**Stated exercise**
Every line containing the word "icon" needs to be found and copied.
+++
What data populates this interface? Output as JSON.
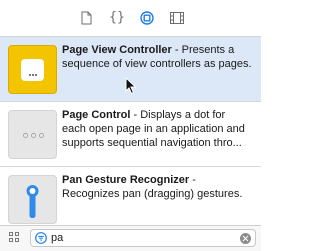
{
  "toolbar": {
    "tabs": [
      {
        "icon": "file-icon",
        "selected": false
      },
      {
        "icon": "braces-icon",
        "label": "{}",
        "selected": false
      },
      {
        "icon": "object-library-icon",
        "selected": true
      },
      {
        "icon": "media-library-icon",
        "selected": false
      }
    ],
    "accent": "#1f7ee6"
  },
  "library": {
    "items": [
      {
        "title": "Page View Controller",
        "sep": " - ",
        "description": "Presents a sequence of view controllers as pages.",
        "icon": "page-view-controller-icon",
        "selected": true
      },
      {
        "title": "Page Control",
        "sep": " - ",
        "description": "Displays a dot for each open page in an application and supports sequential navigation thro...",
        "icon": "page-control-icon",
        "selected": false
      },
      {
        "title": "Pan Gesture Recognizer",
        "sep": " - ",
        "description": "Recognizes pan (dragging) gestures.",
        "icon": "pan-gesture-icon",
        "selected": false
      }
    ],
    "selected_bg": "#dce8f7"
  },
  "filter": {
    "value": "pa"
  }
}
+++
**Answer to this exercise**
        "icon": "file-icon",
        "icon": "braces-icon",
        "icon": "object-library-icon",
        "icon": "media-library-icon",
        "icon": "page-view-controller-icon",
        "icon": "page-control-icon",
        "icon": "pan-gesture-icon",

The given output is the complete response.